• _Material for this exercise_:
__________________________________________________

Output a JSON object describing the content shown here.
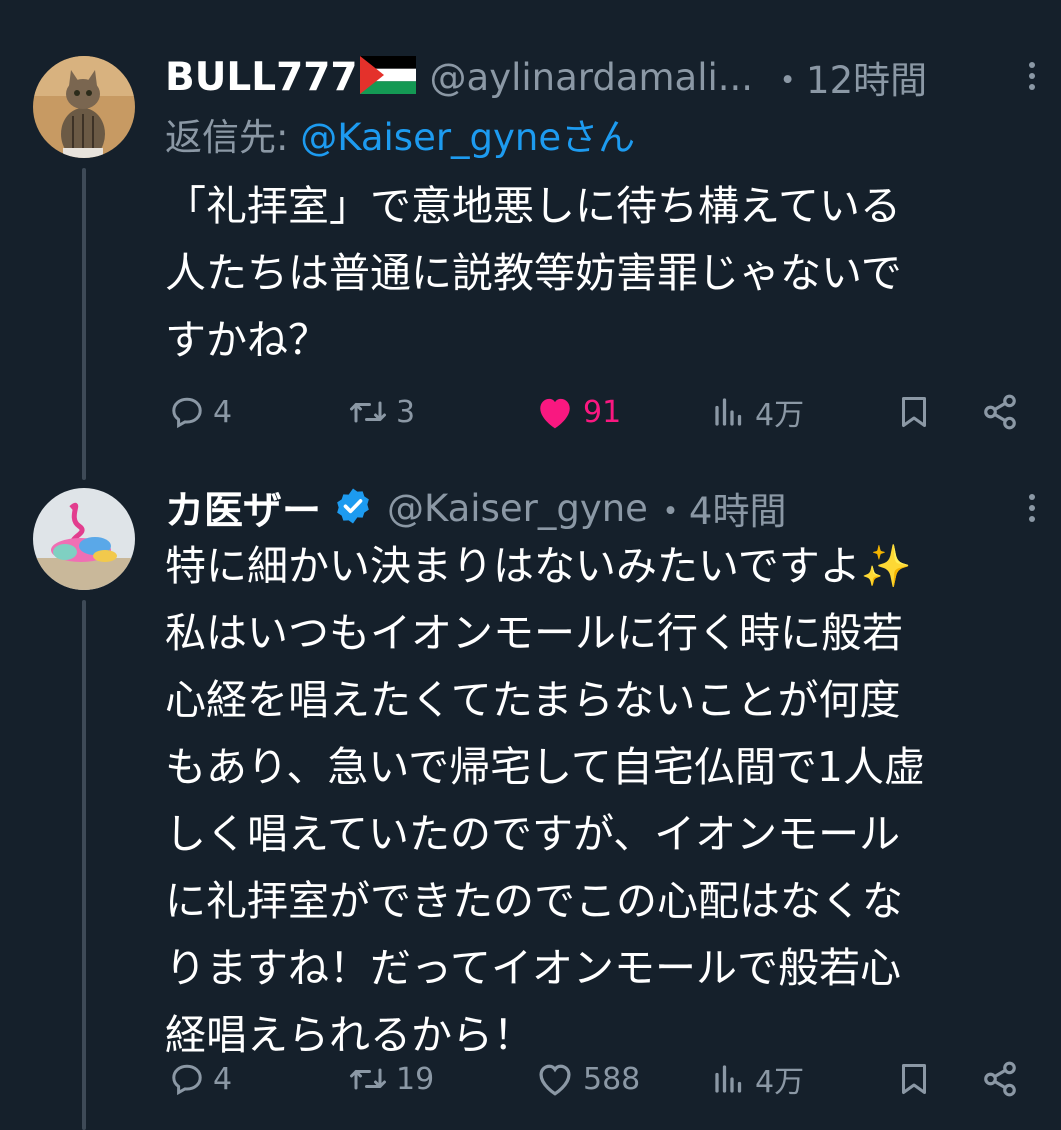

__________________________________________________

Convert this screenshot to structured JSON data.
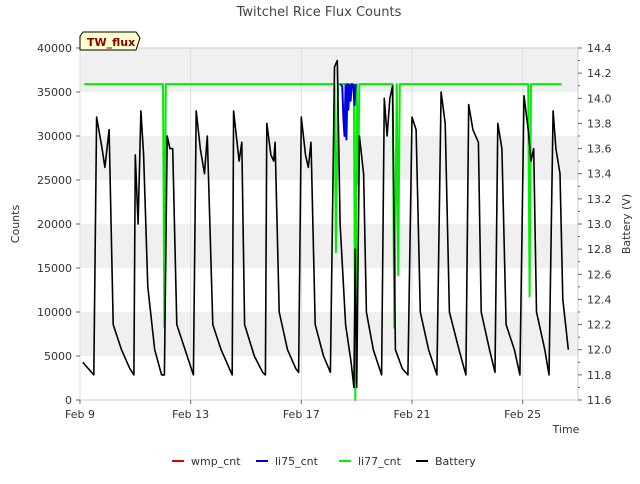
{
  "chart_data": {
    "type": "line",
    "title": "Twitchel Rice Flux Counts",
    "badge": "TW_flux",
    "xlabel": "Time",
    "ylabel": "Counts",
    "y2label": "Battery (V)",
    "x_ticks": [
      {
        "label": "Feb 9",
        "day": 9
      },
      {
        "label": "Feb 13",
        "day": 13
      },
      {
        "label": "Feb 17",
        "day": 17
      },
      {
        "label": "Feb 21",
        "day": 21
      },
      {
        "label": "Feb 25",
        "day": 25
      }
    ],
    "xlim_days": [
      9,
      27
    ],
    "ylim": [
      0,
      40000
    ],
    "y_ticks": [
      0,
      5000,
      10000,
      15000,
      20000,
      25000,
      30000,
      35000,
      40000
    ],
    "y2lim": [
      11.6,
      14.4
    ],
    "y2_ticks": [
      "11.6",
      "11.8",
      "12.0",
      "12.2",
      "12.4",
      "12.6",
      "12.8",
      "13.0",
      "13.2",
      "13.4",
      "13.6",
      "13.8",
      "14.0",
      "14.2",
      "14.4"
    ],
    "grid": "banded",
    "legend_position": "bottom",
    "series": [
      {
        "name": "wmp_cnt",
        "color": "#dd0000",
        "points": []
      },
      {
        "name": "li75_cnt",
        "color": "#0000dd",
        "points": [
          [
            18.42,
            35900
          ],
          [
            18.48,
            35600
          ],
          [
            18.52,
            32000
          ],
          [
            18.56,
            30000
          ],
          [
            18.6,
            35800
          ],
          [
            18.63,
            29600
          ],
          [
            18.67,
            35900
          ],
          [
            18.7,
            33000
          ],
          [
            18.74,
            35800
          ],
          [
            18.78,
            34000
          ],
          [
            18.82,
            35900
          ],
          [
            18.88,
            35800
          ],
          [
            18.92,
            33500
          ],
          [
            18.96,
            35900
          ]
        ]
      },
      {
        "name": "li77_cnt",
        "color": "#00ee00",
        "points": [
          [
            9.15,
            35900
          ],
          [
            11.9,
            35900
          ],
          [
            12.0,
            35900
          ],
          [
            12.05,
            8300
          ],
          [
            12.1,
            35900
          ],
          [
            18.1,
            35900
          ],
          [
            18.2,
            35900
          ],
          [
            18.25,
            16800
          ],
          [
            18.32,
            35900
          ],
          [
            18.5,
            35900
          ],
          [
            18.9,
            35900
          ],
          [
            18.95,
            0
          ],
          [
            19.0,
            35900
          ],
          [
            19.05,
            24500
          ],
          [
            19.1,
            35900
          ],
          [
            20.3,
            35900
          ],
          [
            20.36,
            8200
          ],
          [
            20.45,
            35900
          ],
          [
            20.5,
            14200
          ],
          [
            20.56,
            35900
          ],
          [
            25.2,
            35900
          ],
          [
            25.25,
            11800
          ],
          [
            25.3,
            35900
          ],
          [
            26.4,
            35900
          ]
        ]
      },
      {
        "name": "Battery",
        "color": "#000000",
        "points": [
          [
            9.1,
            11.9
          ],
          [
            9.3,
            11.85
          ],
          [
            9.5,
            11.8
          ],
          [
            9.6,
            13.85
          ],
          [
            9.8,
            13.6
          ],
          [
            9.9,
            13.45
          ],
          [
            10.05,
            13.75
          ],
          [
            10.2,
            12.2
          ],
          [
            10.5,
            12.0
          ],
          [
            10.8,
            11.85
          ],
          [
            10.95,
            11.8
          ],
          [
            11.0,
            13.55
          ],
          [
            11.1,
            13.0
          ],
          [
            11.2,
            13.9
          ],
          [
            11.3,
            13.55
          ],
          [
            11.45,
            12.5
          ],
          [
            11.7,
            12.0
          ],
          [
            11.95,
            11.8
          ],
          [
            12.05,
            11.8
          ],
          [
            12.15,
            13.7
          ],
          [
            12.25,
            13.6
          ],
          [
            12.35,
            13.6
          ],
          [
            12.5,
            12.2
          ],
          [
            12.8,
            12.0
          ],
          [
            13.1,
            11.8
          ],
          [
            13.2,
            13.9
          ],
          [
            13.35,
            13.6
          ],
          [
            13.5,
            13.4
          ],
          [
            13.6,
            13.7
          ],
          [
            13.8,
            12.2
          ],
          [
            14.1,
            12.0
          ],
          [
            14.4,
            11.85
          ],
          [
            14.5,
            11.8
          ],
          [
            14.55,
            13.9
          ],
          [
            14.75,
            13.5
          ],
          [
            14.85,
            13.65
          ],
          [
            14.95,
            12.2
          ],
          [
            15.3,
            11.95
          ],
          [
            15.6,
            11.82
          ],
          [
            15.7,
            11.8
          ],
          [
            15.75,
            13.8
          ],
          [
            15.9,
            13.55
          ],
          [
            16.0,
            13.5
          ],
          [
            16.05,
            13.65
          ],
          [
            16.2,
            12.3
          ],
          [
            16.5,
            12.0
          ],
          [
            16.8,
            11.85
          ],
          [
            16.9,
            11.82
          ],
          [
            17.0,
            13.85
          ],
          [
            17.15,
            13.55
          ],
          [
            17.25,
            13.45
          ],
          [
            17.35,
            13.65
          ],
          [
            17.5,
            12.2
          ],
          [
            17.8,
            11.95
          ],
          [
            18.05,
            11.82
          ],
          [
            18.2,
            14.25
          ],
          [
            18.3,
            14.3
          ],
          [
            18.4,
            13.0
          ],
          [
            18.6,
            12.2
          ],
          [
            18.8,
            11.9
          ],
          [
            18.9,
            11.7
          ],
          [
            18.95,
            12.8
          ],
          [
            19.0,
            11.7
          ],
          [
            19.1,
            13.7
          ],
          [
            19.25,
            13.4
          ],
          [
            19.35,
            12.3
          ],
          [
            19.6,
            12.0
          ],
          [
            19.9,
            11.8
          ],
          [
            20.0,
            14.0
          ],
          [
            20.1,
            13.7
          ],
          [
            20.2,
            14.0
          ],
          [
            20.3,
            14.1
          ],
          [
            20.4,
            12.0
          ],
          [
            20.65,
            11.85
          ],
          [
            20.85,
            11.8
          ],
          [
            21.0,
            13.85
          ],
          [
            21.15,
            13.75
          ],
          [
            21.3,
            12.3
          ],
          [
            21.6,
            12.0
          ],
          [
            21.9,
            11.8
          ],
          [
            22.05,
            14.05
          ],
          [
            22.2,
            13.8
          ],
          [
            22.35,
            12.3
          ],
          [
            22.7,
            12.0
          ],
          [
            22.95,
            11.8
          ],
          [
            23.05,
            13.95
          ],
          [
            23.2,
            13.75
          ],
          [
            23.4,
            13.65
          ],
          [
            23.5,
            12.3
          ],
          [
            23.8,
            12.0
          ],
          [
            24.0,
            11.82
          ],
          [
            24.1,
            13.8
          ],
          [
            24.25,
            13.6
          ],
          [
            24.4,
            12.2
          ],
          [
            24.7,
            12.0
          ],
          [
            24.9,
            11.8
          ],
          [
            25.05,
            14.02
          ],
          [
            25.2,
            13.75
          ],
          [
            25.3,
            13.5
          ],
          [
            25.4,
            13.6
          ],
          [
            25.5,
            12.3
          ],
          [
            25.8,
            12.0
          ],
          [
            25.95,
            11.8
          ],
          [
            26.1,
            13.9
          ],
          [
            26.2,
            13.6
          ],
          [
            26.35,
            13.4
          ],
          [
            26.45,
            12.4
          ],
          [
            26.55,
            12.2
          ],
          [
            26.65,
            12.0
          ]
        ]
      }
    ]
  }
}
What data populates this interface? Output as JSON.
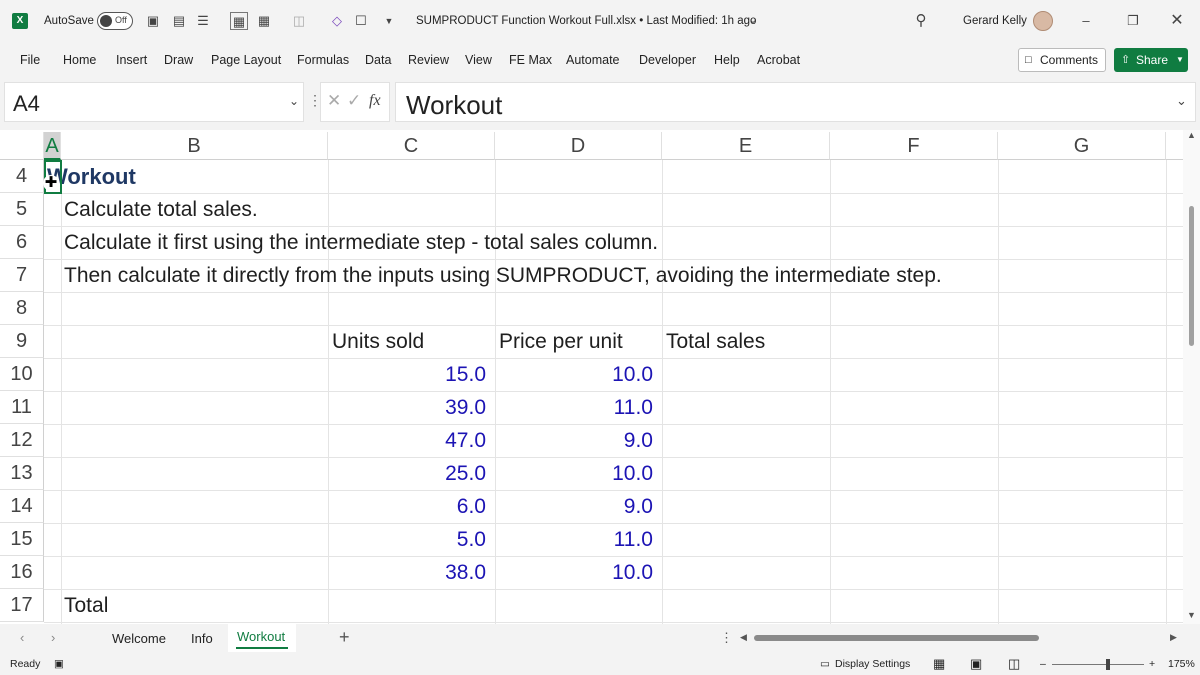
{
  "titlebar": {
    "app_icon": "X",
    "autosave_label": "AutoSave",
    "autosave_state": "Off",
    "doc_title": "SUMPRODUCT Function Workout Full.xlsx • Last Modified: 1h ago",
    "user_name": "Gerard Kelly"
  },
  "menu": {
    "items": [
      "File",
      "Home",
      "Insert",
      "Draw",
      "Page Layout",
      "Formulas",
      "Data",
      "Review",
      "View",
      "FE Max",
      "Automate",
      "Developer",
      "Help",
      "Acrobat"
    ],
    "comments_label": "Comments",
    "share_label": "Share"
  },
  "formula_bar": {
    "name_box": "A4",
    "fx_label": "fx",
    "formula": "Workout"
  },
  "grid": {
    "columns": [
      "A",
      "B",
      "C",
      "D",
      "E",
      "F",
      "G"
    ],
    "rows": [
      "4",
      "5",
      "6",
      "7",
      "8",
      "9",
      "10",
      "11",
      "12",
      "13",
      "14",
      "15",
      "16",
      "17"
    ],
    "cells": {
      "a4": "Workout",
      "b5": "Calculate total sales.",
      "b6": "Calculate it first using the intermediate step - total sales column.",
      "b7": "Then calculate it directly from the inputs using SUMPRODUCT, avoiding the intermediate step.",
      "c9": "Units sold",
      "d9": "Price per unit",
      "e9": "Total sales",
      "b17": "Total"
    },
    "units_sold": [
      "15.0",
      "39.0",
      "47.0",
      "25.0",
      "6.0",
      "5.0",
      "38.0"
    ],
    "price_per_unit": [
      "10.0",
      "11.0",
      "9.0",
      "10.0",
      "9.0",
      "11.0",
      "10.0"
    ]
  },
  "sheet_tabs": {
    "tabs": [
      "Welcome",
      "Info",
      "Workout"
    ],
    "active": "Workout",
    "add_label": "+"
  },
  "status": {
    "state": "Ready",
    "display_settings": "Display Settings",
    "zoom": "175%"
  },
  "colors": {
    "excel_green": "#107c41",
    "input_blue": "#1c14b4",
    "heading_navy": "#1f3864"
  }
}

__________________________________________________

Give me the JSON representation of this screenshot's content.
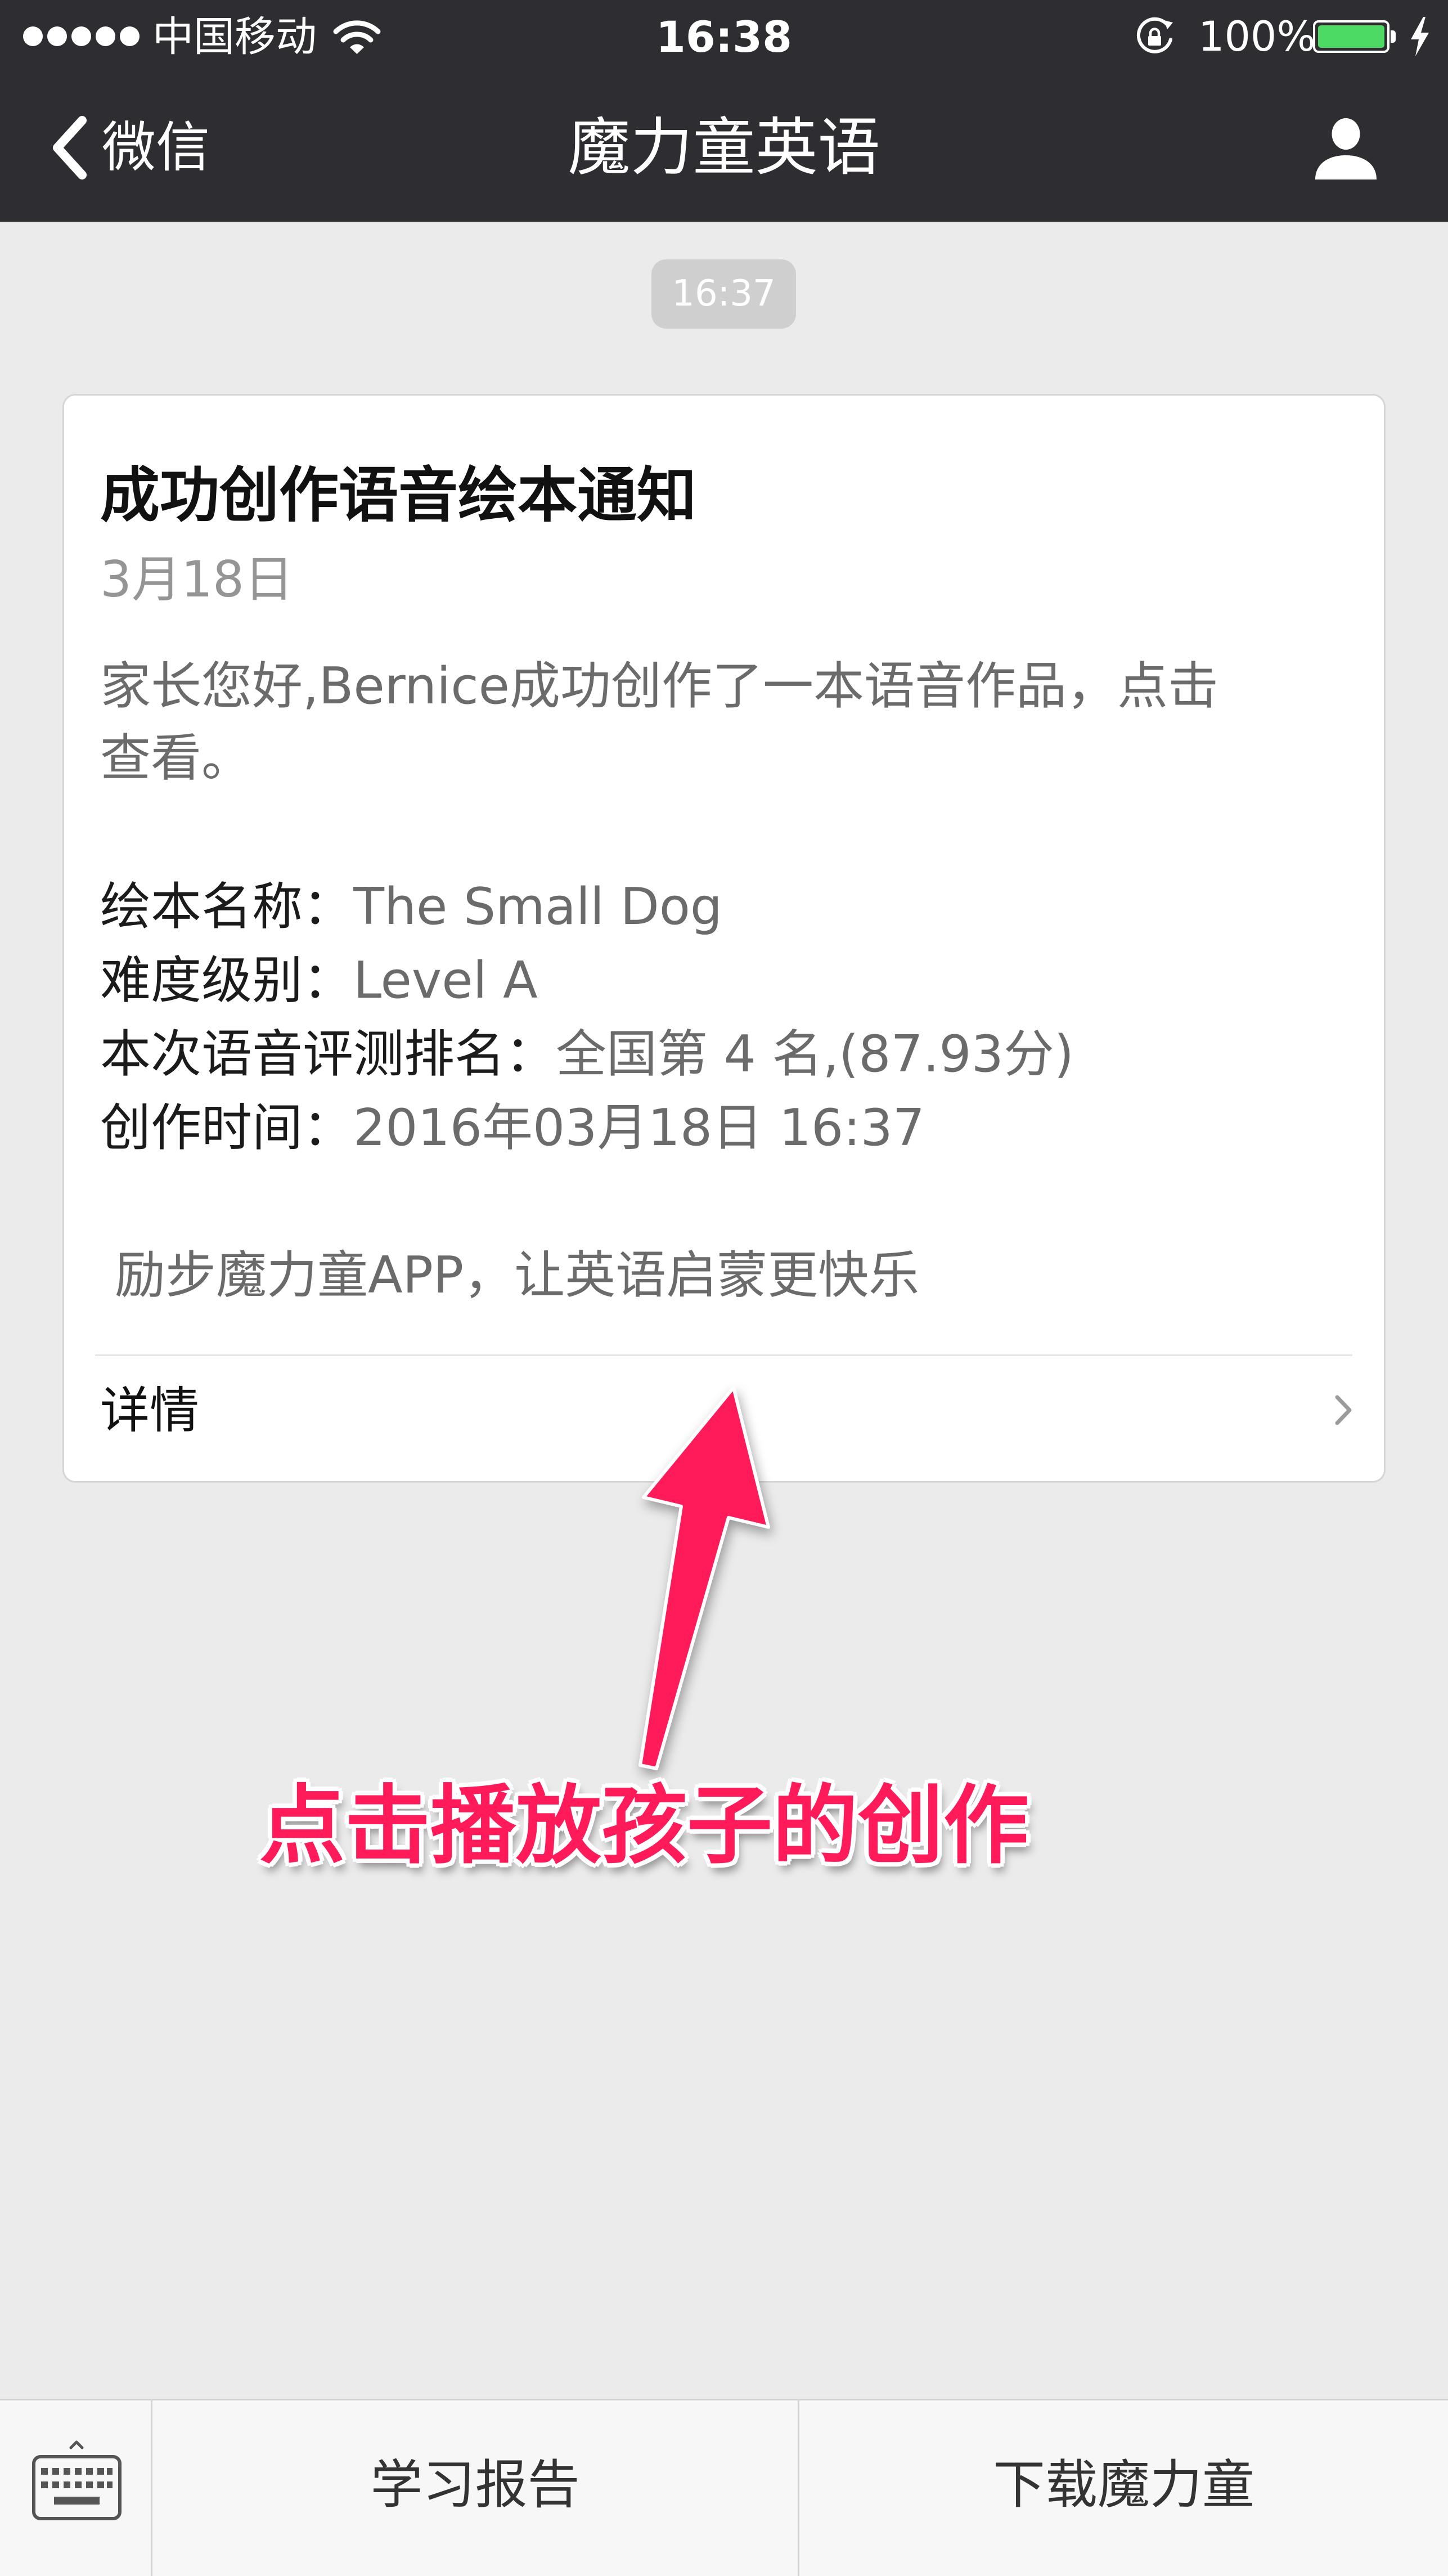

__________________________________________________

• _Brief_:
Show all lines from the records above where the word "content" occurs.

• _Correct answer_:
Output a JSON object describing the content shown here.
Give me the JSON representation of this screenshot's content.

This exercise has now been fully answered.